Goal of the exercise –
All the records that follow need to be reproduced exactly. Omit the images.

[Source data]
####
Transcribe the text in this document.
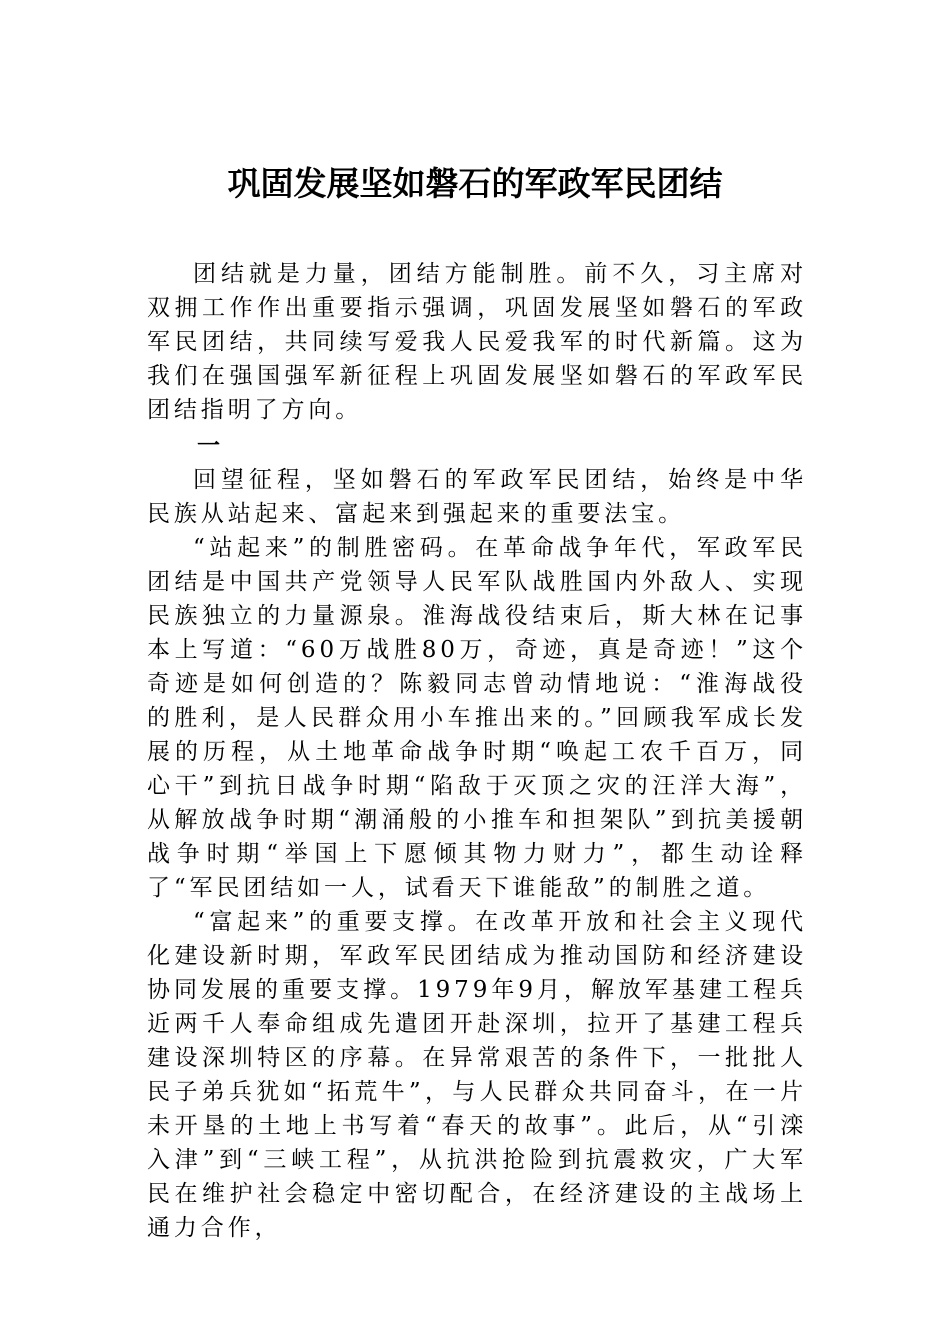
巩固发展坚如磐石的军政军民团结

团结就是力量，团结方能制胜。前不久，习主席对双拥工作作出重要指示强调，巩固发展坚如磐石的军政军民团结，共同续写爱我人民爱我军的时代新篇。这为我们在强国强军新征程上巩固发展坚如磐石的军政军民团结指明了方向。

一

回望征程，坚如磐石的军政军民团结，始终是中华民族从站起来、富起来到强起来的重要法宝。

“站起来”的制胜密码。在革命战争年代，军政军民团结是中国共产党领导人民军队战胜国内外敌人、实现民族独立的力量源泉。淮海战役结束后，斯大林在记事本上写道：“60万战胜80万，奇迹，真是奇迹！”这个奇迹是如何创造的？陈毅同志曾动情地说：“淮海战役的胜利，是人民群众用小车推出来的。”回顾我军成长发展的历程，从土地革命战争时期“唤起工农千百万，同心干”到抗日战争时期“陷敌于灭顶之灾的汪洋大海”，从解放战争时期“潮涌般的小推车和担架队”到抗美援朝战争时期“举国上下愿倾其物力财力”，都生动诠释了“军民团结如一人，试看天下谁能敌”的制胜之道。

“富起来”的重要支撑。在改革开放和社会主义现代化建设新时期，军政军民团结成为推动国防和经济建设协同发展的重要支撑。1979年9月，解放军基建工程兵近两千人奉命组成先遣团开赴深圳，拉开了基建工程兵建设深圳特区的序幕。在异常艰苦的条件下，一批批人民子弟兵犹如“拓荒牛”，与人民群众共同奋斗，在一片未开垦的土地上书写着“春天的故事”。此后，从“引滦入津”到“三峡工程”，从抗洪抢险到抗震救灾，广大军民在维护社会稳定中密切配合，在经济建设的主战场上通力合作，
####
Solution to the problem –
Transcribe the text in this document.
巩固发展坚如磐石的军政军民团结

团结就是力量，团结方能制胜。前不久，习主席对双拥工作作出重要指示强调，巩固发展坚如磐石的军政军民团结，共同续写爱我人民爱我军的时代新篇。这为我们在强国强军新征程上巩固发展坚如磐石的军政军民团结指明了方向。

一

回望征程，坚如磐石的军政军民团结，始终是中华民族从站起来、富起来到强起来的重要法宝。

“站起来”的制胜密码。在革命战争年代，军政军民团结是中国共产党领导人民军队战胜国内外敌人、实现民族独立的力量源泉。淮海战役结束后，斯大林在记事本上写道：“60万战胜80万，奇迹，真是奇迹！”这个奇迹是如何创造的？陈毅同志曾动情地说：“淮海战役的胜利，是人民群众用小车推出来的。”回顾我军成长发展的历程，从土地革命战争时期“唤起工农千百万，同心干”到抗日战争时期“陷敌于灭顶之灾的汪洋大海”，从解放战争时期“潮涌般的小推车和担架队”到抗美援朝战争时期“举国上下愿倾其物力财力”，都生动诠释了“军民团结如一人，试看天下谁能敌”的制胜之道。

“富起来”的重要支撑。在改革开放和社会主义现代化建设新时期，军政军民团结成为推动国防和经济建设协同发展的重要支撑。1979年9月，解放军基建工程兵近两千人奉命组成先遣团开赴深圳，拉开了基建工程兵建设深圳特区的序幕。在异常艰苦的条件下，一批批人民子弟兵犹如“拓荒牛”，与人民群众共同奋斗，在一片未开垦的土地上书写着“春天的故事”。此后，从“引滦入津”到“三峡工程”，从抗洪抢险到抗震救灾，广大军民在维护社会稳定中密切配合，在经济建设的主战场上通力合作，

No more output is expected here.